TEXT EXCERPT:
Soweto woman regrets drinking heavily during pregnancy
A Soweto woman regrets drinking heavily during pregnancy after her daughter was born with an intellectual disability.
Florence Gaanakgomo, 53, shared her harrowing story during a campaign to mark International Foetal Alcohol Spectrum Disorders (FASDs) awareness day on Sunday.
FASDs refers to birth defects – including intellectual disability – caused by mothers’ drinking during pregnancy, with foetal alcohol syndrome (FAS) being the most severe of the disorders.
SA has one of the world’s highest rates of FASDs, which leads to the babies’ behavioural problems later in life.
Speaking at the event at the Birchwood Hotel in Boksburg, east of Johannesburg, Gaanakgomo recalled how she would visit a local tavern even after finding out that she was five-months pregnant.
Gaanakgomo said marital problems drove her to alcohol addiction.
“I was stressed and I drank a lot. I would even refused to eat,” she said.
Gaanakgomo said she was unaware about the perils of drinking during pregnancy. Her daughter, who is now 16, is unable to speak and only started walking after three years. “I cry tears now when I look at my child.”
Gaanakgomo said she hoped her story would help educate other mothers about the impact of alcohol abuse during pregnancy.
The event was part of social development deputy minister Hendrietta Bogopane-Zulu’s visits to provinces during her 9-9-9 campaign to educate people about the dangers of prenatal drinking . Bogopane-Zulu said she encountered heartbreaking stories during her interactions with communities, including a woman whose nine grandchildren were all born with FASDs.
“I think women don’t have the information required for them to make the right decisions. Communities have also abdicated their responsibility to hold each other accountable,” she said.
She said her department would strengthen its awareness campaigns among the youth.
“Children give birth to children which means there is a high prevalence of unplanned pregnancies.”
Ingrid Louw of Association for Alcohol Responsibility and Education said: “No amount of alcohol is safe during pregnancy.”

INSTRUCTIONS TO FOLLOW: In the news report about the Soweto woman who drank during pregnancy, what does Gaanakgomo say drove her to alcohol addiction?

PROVIDED DATA:

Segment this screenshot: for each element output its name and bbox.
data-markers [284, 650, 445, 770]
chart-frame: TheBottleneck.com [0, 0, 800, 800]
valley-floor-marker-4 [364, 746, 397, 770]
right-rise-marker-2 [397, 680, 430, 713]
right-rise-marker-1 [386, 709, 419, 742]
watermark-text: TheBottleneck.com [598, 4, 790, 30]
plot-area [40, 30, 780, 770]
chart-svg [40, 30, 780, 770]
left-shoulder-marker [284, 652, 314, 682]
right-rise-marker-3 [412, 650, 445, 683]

TASK ANSWER: Marital problems.